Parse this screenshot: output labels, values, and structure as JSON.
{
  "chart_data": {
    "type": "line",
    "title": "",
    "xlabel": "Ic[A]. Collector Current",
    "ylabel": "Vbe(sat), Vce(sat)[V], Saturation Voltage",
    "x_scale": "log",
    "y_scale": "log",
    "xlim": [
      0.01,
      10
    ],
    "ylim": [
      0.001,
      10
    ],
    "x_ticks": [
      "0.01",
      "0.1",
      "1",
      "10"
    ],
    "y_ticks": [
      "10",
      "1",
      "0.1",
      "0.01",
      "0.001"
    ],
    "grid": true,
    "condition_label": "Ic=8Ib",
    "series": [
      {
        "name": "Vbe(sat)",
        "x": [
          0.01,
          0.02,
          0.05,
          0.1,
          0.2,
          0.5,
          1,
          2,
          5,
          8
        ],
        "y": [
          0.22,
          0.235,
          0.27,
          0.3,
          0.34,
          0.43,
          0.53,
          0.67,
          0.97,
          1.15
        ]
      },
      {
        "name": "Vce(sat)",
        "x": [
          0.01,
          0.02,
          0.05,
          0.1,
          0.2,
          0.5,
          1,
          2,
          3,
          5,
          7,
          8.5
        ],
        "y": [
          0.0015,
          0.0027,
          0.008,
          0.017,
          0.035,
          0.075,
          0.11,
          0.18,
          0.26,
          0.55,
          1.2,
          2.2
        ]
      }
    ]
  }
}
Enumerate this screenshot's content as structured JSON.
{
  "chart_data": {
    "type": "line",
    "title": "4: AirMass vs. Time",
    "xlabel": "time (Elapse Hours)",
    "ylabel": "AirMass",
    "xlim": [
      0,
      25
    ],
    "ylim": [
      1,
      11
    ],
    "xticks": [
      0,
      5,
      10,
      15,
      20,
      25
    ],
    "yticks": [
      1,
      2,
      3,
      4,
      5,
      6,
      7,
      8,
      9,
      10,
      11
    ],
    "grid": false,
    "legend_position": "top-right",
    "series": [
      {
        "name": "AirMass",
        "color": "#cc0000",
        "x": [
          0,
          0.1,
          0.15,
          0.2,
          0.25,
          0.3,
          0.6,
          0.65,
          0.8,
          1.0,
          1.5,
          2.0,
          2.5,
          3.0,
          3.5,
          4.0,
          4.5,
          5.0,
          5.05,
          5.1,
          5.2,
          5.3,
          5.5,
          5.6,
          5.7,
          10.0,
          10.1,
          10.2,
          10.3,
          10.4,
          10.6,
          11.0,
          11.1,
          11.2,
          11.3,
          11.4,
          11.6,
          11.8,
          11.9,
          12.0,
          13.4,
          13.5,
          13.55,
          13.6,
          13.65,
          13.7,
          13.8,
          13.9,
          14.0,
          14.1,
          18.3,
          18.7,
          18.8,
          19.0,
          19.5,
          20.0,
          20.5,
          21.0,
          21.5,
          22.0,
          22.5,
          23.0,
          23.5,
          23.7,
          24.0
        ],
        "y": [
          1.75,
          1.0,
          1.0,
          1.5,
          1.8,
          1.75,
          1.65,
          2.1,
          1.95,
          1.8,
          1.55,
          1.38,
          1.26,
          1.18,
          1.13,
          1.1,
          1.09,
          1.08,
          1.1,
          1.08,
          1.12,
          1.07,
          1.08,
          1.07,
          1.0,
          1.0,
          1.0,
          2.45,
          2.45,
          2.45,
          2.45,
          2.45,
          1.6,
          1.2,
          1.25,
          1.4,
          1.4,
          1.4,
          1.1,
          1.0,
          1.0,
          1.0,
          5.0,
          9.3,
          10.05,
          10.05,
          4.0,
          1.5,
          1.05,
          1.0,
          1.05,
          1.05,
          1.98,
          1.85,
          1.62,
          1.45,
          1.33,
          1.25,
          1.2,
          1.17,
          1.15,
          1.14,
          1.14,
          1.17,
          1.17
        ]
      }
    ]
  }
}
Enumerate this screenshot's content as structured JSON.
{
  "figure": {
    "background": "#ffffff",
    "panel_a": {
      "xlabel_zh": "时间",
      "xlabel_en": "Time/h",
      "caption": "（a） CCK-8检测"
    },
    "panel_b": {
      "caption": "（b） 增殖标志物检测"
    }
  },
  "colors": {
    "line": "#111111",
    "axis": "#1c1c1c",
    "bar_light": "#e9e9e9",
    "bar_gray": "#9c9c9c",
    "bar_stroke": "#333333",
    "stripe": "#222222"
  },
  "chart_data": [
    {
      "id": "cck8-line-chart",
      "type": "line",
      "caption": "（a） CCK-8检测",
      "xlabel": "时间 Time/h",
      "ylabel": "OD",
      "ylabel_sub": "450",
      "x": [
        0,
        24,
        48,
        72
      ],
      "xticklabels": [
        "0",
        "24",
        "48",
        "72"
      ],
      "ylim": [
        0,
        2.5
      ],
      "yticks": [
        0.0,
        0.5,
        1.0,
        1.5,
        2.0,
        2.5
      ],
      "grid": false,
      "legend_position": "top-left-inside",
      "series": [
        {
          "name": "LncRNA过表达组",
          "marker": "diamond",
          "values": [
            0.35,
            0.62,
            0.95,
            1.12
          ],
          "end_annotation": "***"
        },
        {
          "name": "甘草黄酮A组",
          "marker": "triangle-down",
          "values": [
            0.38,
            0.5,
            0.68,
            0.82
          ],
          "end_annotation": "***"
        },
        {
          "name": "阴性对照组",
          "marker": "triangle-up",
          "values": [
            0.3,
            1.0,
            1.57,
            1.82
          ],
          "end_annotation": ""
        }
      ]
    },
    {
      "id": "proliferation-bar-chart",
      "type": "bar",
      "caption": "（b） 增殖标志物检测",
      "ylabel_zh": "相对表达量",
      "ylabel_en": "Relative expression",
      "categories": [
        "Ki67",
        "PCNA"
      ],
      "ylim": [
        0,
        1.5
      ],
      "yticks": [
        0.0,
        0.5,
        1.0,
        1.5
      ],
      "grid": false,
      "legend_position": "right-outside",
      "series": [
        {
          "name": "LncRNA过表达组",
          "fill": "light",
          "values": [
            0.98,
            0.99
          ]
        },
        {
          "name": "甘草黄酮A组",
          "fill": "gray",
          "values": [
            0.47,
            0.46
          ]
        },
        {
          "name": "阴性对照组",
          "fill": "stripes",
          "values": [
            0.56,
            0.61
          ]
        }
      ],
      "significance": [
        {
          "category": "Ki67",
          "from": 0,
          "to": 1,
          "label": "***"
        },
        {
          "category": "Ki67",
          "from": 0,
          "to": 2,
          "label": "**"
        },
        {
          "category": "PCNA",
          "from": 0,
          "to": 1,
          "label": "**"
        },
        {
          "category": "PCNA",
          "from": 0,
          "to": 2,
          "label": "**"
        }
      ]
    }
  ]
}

= = = =

In the records above, find each line with the word "triangle" and copy it.

- Answer for the task:
          "marker": "triangle-down",
          "marker": "triangle-up",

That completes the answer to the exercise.